Some records:
____
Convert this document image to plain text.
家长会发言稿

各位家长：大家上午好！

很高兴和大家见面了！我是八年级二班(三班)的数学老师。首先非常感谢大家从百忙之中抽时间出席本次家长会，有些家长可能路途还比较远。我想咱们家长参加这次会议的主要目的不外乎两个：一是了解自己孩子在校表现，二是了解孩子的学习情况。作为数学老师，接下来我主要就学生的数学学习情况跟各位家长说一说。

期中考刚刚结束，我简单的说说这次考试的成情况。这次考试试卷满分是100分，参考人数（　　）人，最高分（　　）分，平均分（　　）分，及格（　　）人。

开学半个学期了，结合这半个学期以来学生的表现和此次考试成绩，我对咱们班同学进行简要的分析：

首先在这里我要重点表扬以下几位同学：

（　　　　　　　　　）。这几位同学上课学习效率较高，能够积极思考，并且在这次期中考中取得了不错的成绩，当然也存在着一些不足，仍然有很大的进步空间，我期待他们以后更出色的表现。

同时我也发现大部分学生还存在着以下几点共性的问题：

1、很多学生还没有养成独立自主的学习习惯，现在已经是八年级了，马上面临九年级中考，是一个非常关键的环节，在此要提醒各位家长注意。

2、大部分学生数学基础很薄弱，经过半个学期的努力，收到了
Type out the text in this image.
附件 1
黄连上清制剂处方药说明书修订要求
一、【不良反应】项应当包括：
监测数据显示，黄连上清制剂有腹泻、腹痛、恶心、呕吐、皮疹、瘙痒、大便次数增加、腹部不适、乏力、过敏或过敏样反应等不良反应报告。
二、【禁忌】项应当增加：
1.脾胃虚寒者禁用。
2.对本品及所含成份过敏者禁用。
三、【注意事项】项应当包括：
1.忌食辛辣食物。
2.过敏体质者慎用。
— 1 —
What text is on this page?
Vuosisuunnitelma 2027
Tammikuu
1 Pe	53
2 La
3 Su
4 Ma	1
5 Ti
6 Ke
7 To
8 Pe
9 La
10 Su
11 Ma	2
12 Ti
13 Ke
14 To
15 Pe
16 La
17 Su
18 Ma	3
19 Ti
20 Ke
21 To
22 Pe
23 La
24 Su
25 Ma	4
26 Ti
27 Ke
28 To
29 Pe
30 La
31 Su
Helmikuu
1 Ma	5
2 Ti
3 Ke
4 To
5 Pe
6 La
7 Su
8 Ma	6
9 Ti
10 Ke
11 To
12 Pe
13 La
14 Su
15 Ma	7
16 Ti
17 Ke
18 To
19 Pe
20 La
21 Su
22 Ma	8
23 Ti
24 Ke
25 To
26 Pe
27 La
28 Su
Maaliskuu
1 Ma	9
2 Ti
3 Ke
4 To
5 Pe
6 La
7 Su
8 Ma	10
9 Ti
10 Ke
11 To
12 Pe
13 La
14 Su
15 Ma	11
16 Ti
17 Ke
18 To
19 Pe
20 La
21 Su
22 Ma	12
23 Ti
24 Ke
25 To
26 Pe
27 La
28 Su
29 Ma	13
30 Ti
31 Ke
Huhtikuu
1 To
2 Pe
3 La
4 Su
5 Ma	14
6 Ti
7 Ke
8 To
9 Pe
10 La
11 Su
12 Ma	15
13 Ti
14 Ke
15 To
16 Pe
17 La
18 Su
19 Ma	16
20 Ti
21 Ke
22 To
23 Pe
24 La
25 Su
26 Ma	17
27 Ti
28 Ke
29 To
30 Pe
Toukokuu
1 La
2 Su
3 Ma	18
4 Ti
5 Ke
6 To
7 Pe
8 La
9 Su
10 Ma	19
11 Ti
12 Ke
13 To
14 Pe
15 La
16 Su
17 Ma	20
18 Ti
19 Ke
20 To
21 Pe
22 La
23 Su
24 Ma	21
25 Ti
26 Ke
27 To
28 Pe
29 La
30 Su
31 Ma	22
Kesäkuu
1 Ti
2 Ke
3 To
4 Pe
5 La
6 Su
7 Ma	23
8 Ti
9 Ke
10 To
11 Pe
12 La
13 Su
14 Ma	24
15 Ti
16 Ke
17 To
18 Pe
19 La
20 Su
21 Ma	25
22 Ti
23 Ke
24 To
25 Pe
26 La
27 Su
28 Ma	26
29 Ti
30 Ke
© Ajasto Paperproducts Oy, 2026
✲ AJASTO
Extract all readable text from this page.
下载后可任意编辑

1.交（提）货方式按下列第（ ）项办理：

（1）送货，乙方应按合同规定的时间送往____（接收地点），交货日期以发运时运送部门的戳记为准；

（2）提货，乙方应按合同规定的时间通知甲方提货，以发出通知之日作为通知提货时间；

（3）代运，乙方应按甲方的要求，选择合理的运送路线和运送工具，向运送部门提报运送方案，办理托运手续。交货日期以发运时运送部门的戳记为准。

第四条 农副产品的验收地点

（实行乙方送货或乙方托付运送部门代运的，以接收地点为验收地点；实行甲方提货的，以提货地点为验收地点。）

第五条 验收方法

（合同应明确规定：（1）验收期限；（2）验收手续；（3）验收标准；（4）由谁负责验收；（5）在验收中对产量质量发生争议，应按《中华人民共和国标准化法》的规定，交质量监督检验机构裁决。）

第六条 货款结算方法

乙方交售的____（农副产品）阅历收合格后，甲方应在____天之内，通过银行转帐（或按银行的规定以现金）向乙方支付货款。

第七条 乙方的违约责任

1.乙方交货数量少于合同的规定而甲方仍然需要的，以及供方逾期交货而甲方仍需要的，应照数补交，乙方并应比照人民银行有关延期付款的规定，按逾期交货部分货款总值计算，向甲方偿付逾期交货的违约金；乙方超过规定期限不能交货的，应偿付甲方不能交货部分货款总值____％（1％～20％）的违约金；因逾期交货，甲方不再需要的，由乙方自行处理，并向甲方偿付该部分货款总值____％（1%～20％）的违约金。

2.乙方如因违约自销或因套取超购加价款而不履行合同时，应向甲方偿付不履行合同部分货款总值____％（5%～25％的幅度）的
____
- Direction -
Reply with one number only: how many lines of the listing hold "this"?

- Worked answer -
4